Instruction: An exact copy of all the data is required, with pictures left out.

Data tied to figure images
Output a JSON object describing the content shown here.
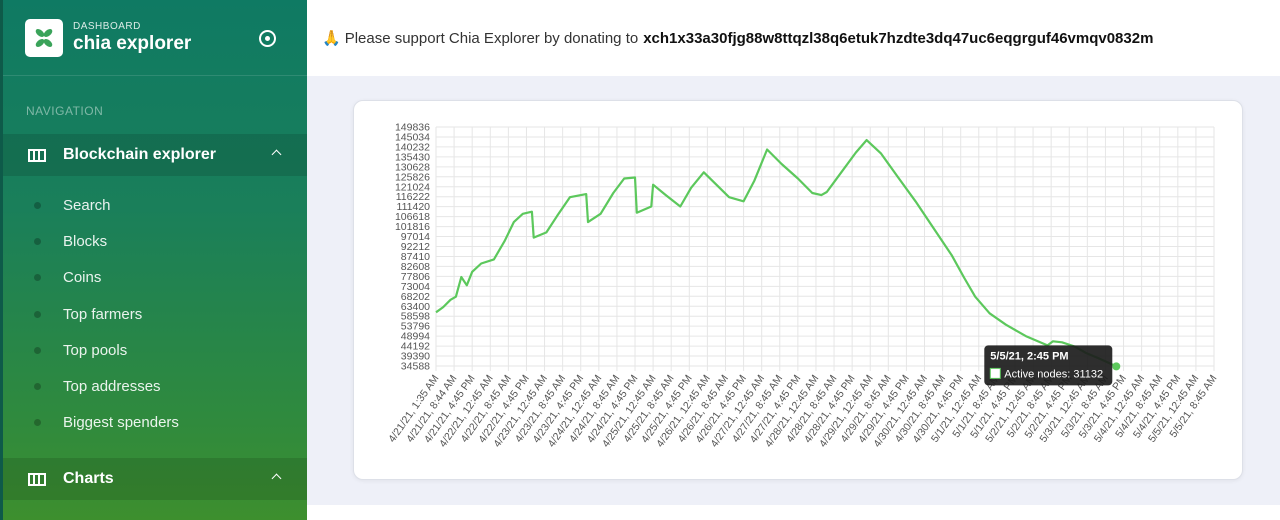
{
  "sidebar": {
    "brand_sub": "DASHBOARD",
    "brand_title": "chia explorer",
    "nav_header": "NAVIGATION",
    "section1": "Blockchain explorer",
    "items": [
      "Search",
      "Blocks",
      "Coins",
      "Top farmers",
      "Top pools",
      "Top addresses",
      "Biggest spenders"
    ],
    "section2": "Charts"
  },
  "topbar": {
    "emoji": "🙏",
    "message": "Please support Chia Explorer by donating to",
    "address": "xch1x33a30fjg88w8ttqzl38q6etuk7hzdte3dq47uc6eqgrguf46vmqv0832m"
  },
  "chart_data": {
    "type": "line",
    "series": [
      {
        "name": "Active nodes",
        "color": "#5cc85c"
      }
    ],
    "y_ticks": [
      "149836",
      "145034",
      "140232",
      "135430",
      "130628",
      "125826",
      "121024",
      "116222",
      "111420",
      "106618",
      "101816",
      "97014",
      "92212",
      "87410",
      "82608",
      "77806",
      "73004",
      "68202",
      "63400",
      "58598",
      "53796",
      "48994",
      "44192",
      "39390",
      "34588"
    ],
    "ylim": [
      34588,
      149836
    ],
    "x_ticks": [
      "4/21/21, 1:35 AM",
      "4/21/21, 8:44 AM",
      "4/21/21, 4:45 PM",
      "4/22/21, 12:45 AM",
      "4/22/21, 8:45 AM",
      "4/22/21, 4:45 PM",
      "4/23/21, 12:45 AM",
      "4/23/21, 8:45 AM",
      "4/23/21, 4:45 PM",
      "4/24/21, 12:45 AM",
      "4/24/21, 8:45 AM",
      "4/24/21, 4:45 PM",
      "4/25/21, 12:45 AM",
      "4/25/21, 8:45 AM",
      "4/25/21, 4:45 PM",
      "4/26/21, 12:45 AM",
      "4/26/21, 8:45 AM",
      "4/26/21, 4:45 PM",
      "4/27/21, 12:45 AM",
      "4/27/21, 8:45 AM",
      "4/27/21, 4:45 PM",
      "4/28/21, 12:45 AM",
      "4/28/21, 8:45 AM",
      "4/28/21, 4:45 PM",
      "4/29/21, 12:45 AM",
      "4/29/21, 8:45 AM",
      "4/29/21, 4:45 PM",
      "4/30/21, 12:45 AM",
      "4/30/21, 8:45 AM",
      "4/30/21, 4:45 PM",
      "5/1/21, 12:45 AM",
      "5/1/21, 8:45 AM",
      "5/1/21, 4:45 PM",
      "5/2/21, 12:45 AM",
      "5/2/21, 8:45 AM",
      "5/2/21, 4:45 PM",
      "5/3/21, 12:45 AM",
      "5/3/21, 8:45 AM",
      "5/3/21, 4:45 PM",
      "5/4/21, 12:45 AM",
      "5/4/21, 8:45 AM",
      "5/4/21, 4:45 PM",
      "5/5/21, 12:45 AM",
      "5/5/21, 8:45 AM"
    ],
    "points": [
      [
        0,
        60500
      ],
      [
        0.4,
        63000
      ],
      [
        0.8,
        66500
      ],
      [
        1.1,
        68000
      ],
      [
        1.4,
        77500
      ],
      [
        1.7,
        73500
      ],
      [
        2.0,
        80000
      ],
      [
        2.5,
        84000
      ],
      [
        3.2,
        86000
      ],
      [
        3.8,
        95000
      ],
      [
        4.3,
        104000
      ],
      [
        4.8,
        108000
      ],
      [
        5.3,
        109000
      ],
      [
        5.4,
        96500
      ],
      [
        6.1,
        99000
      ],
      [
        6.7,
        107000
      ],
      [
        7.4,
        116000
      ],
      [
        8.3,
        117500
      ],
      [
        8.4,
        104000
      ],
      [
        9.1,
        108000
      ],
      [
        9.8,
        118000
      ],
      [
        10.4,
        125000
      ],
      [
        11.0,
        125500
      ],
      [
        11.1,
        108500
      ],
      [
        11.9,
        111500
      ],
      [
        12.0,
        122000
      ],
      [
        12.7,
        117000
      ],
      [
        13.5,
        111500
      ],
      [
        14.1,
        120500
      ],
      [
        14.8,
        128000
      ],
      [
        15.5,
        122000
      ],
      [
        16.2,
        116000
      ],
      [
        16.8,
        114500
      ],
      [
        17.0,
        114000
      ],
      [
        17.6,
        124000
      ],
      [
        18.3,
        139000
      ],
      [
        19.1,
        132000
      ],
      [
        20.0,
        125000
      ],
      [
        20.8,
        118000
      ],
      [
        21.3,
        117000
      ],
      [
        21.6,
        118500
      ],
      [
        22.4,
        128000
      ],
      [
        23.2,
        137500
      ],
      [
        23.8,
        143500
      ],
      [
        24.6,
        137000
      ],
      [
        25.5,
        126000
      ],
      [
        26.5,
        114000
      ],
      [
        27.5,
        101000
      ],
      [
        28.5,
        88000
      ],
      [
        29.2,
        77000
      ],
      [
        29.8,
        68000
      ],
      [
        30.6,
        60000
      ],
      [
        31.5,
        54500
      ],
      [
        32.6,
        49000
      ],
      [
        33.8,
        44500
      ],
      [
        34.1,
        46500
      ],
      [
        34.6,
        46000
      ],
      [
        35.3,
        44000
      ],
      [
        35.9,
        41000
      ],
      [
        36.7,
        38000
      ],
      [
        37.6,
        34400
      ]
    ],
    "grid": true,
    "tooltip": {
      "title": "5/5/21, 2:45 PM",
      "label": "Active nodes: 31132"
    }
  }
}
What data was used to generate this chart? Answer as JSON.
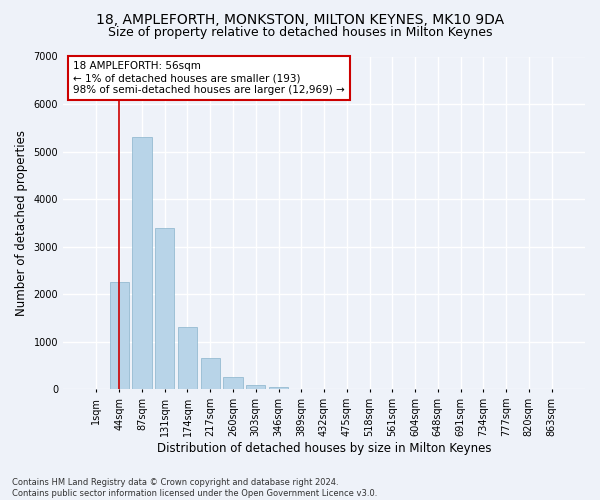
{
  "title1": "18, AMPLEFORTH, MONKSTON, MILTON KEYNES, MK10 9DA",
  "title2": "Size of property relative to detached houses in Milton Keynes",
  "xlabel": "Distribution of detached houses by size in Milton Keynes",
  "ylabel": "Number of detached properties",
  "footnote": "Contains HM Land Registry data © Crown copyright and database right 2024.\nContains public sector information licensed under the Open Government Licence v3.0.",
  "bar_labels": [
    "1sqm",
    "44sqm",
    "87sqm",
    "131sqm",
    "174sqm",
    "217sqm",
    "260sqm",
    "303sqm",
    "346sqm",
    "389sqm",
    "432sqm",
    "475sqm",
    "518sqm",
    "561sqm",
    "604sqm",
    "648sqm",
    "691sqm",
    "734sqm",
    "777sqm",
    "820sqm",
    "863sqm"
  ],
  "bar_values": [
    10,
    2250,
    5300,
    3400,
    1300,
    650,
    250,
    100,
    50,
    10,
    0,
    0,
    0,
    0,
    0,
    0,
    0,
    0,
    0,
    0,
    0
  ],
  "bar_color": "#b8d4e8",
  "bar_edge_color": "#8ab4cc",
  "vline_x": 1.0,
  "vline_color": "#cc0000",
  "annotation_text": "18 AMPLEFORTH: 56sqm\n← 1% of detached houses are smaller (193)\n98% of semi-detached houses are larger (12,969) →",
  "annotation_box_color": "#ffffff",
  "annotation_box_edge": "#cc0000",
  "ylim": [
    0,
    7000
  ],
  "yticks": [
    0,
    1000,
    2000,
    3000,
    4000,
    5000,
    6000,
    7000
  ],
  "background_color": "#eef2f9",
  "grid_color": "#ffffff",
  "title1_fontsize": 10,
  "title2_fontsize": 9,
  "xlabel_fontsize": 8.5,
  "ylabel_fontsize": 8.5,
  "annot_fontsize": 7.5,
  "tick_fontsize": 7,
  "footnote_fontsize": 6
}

Exercise output:
Output a JSON object describing the content shown here.
{
  "sidebar": {
    "brand_sub": "DASHBOARD",
    "brand_title": "chia explorer",
    "nav_header": "NAVIGATION",
    "section1": "Blockchain explorer",
    "items": [
      "Search",
      "Blocks",
      "Coins",
      "Top farmers",
      "Top pools",
      "Top addresses",
      "Biggest spenders"
    ],
    "section2": "Charts"
  },
  "topbar": {
    "emoji": "🙏",
    "message": "Please support Chia Explorer by donating to",
    "address": "xch1x33a30fjg88w8ttqzl38q6etuk7hzdte3dq47uc6eqgrguf46vmqv0832m"
  },
  "chart_data": {
    "type": "line",
    "series": [
      {
        "name": "Active nodes",
        "color": "#5cc85c"
      }
    ],
    "y_ticks": [
      "149836",
      "145034",
      "140232",
      "135430",
      "130628",
      "125826",
      "121024",
      "116222",
      "111420",
      "106618",
      "101816",
      "97014",
      "92212",
      "87410",
      "82608",
      "77806",
      "73004",
      "68202",
      "63400",
      "58598",
      "53796",
      "48994",
      "44192",
      "39390",
      "34588"
    ],
    "ylim": [
      34588,
      149836
    ],
    "x_ticks": [
      "4/21/21, 1:35 AM",
      "4/21/21, 8:44 AM",
      "4/21/21, 4:45 PM",
      "4/22/21, 12:45 AM",
      "4/22/21, 8:45 AM",
      "4/22/21, 4:45 PM",
      "4/23/21, 12:45 AM",
      "4/23/21, 8:45 AM",
      "4/23/21, 4:45 PM",
      "4/24/21, 12:45 AM",
      "4/24/21, 8:45 AM",
      "4/24/21, 4:45 PM",
      "4/25/21, 12:45 AM",
      "4/25/21, 8:45 AM",
      "4/25/21, 4:45 PM",
      "4/26/21, 12:45 AM",
      "4/26/21, 8:45 AM",
      "4/26/21, 4:45 PM",
      "4/27/21, 12:45 AM",
      "4/27/21, 8:45 AM",
      "4/27/21, 4:45 PM",
      "4/28/21, 12:45 AM",
      "4/28/21, 8:45 AM",
      "4/28/21, 4:45 PM",
      "4/29/21, 12:45 AM",
      "4/29/21, 8:45 AM",
      "4/29/21, 4:45 PM",
      "4/30/21, 12:45 AM",
      "4/30/21, 8:45 AM",
      "4/30/21, 4:45 PM",
      "5/1/21, 12:45 AM",
      "5/1/21, 8:45 AM",
      "5/1/21, 4:45 PM",
      "5/2/21, 12:45 AM",
      "5/2/21, 8:45 AM",
      "5/2/21, 4:45 PM",
      "5/3/21, 12:45 AM",
      "5/3/21, 8:45 AM",
      "5/3/21, 4:45 PM",
      "5/4/21, 12:45 AM",
      "5/4/21, 8:45 AM",
      "5/4/21, 4:45 PM",
      "5/5/21, 12:45 AM",
      "5/5/21, 8:45 AM"
    ],
    "points": [
      [
        0,
        60500
      ],
      [
        0.4,
        63000
      ],
      [
        0.8,
        66500
      ],
      [
        1.1,
        68000
      ],
      [
        1.4,
        77500
      ],
      [
        1.7,
        73500
      ],
      [
        2.0,
        80000
      ],
      [
        2.5,
        84000
      ],
      [
        3.2,
        86000
      ],
      [
        3.8,
        95000
      ],
      [
        4.3,
        104000
      ],
      [
        4.8,
        108000
      ],
      [
        5.3,
        109000
      ],
      [
        5.4,
        96500
      ],
      [
        6.1,
        99000
      ],
      [
        6.7,
        107000
      ],
      [
        7.4,
        116000
      ],
      [
        8.3,
        117500
      ],
      [
        8.4,
        104000
      ],
      [
        9.1,
        108000
      ],
      [
        9.8,
        118000
      ],
      [
        10.4,
        125000
      ],
      [
        11.0,
        125500
      ],
      [
        11.1,
        108500
      ],
      [
        11.9,
        111500
      ],
      [
        12.0,
        122000
      ],
      [
        12.7,
        117000
      ],
      [
        13.5,
        111500
      ],
      [
        14.1,
        120500
      ],
      [
        14.8,
        128000
      ],
      [
        15.5,
        122000
      ],
      [
        16.2,
        116000
      ],
      [
        16.8,
        114500
      ],
      [
        17.0,
        114000
      ],
      [
        17.6,
        124000
      ],
      [
        18.3,
        139000
      ],
      [
        19.1,
        132000
      ],
      [
        20.0,
        125000
      ],
      [
        20.8,
        118000
      ],
      [
        21.3,
        117000
      ],
      [
        21.6,
        118500
      ],
      [
        22.4,
        128000
      ],
      [
        23.2,
        137500
      ],
      [
        23.8,
        143500
      ],
      [
        24.6,
        137000
      ],
      [
        25.5,
        126000
      ],
      [
        26.5,
        114000
      ],
      [
        27.5,
        101000
      ],
      [
        28.5,
        88000
      ],
      [
        29.2,
        77000
      ],
      [
        29.8,
        68000
      ],
      [
        30.6,
        60000
      ],
      [
        31.5,
        54500
      ],
      [
        32.6,
        49000
      ],
      [
        33.8,
        44500
      ],
      [
        34.1,
        46500
      ],
      [
        34.6,
        46000
      ],
      [
        35.3,
        44000
      ],
      [
        35.9,
        41000
      ],
      [
        36.7,
        38000
      ],
      [
        37.6,
        34400
      ]
    ],
    "grid": true,
    "tooltip": {
      "title": "5/5/21, 2:45 PM",
      "label": "Active nodes: 31132"
    }
  }
}
What data was used to generate this chart? Answer as JSON.
{
  "title1": "18, AMPLEFORTH, MONKSTON, MILTON KEYNES, MK10 9DA",
  "title2": "Size of property relative to detached houses in Milton Keynes",
  "xlabel": "Distribution of detached houses by size in Milton Keynes",
  "ylabel": "Number of detached properties",
  "footnote": "Contains HM Land Registry data © Crown copyright and database right 2024.\nContains public sector information licensed under the Open Government Licence v3.0.",
  "bar_labels": [
    "1sqm",
    "44sqm",
    "87sqm",
    "131sqm",
    "174sqm",
    "217sqm",
    "260sqm",
    "303sqm",
    "346sqm",
    "389sqm",
    "432sqm",
    "475sqm",
    "518sqm",
    "561sqm",
    "604sqm",
    "648sqm",
    "691sqm",
    "734sqm",
    "777sqm",
    "820sqm",
    "863sqm"
  ],
  "bar_values": [
    10,
    2250,
    5300,
    3400,
    1300,
    650,
    250,
    100,
    50,
    10,
    0,
    0,
    0,
    0,
    0,
    0,
    0,
    0,
    0,
    0,
    0
  ],
  "bar_color": "#b8d4e8",
  "bar_edge_color": "#8ab4cc",
  "vline_x": 1.0,
  "vline_color": "#cc0000",
  "annotation_text": "18 AMPLEFORTH: 56sqm\n← 1% of detached houses are smaller (193)\n98% of semi-detached houses are larger (12,969) →",
  "annotation_box_color": "#ffffff",
  "annotation_box_edge": "#cc0000",
  "ylim": [
    0,
    7000
  ],
  "yticks": [
    0,
    1000,
    2000,
    3000,
    4000,
    5000,
    6000,
    7000
  ],
  "background_color": "#eef2f9",
  "grid_color": "#ffffff",
  "title1_fontsize": 10,
  "title2_fontsize": 9,
  "xlabel_fontsize": 8.5,
  "ylabel_fontsize": 8.5,
  "annot_fontsize": 7.5,
  "tick_fontsize": 7,
  "footnote_fontsize": 6
}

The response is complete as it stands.